TASK
Restate the data below word for word. Skip any images it contains.
====== INFORMATION SUPPLIED
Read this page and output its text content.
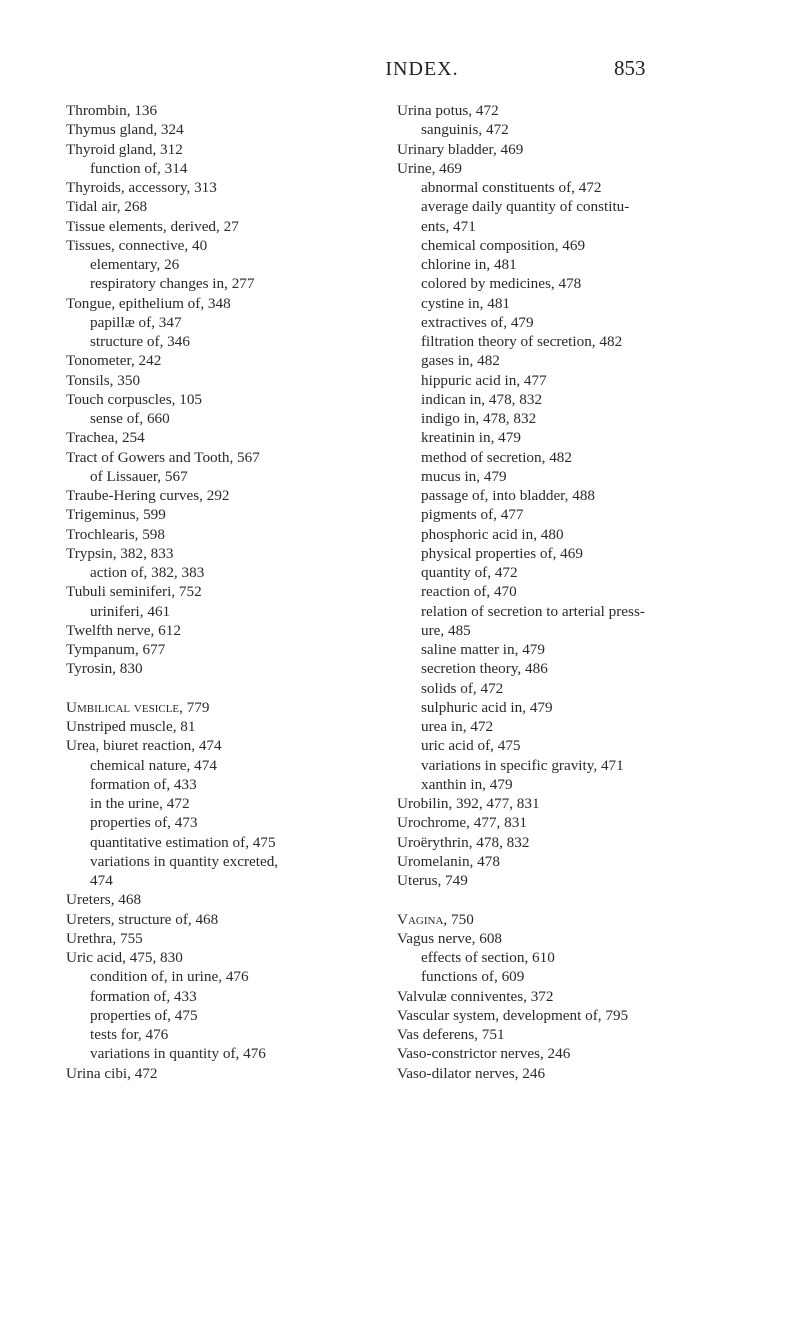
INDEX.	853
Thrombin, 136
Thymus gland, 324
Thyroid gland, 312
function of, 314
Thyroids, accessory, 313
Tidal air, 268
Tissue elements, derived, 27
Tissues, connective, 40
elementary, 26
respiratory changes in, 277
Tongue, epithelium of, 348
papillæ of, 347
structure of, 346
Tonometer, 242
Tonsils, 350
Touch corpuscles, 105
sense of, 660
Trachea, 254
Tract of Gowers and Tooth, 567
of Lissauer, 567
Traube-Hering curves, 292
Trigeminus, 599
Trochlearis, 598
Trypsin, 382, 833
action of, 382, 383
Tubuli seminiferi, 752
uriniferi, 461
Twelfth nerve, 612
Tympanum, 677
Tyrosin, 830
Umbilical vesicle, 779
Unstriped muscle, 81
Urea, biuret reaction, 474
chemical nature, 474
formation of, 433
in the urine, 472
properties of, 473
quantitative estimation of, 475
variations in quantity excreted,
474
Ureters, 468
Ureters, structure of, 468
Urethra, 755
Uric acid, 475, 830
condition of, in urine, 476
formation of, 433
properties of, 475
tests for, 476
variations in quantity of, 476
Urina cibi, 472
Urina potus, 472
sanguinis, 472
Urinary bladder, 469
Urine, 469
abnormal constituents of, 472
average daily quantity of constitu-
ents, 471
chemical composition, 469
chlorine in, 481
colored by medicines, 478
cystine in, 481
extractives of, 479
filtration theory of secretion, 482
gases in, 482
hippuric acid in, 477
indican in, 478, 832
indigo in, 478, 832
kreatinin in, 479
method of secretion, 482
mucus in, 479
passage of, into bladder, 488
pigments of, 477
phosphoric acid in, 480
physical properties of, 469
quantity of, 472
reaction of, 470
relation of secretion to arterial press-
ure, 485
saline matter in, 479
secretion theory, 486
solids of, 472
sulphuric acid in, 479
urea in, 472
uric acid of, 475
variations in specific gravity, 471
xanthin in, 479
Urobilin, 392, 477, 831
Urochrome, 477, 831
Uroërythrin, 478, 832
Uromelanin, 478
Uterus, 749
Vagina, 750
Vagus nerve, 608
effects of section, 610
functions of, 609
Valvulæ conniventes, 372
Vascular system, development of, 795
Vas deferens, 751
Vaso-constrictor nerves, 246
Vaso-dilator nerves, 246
============
EXERCISE RESULT
Read this page and output its text content.
INDEX.	853
Thrombin, 136
Thymus gland, 324
Thyroid gland, 312
function of, 314
Thyroids, accessory, 313
Tidal air, 268
Tissue elements, derived, 27
Tissues, connective, 40
elementary, 26
respiratory changes in, 277
Tongue, epithelium of, 348
papillæ of, 347
structure of, 346
Tonometer, 242
Tonsils, 350
Touch corpuscles, 105
sense of, 660
Trachea, 254
Tract of Gowers and Tooth, 567
of Lissauer, 567
Traube-Hering curves, 292
Trigeminus, 599
Trochlearis, 598
Trypsin, 382, 833
action of, 382, 383
Tubuli seminiferi, 752
uriniferi, 461
Twelfth nerve, 612
Tympanum, 677
Tyrosin, 830
Umbilical vesicle, 779
Unstriped muscle, 81
Urea, biuret reaction, 474
chemical nature, 474
formation of, 433
in the urine, 472
properties of, 473
quantitative estimation of, 475
variations in quantity excreted,
474
Ureters, 468
Ureters, structure of, 468
Urethra, 755
Uric acid, 475, 830
condition of, in urine, 476
formation of, 433
properties of, 475
tests for, 476
variations in quantity of, 476
Urina cibi, 472
Urina potus, 472
sanguinis, 472
Urinary bladder, 469
Urine, 469
abnormal constituents of, 472
average daily quantity of constitu-
ents, 471
chemical composition, 469
chlorine in, 481
colored by medicines, 478
cystine in, 481
extractives of, 479
filtration theory of secretion, 482
gases in, 482
hippuric acid in, 477
indican in, 478, 832
indigo in, 478, 832
kreatinin in, 479
method of secretion, 482
mucus in, 479
passage of, into bladder, 488
pigments of, 477
phosphoric acid in, 480
physical properties of, 469
quantity of, 472
reaction of, 470
relation of secretion to arterial press-
ure, 485
saline matter in, 479
secretion theory, 486
solids of, 472
sulphuric acid in, 479
urea in, 472
uric acid of, 475
variations in specific gravity, 471
xanthin in, 479
Urobilin, 392, 477, 831
Urochrome, 477, 831
Uroërythrin, 478, 832
Uromelanin, 478
Uterus, 749
Vagina, 750
Vagus nerve, 608
effects of section, 610
functions of, 609
Valvulæ conniventes, 372
Vascular system, development of, 795
Vas deferens, 751
Vaso-constrictor nerves, 246
Vaso-dilator nerves, 246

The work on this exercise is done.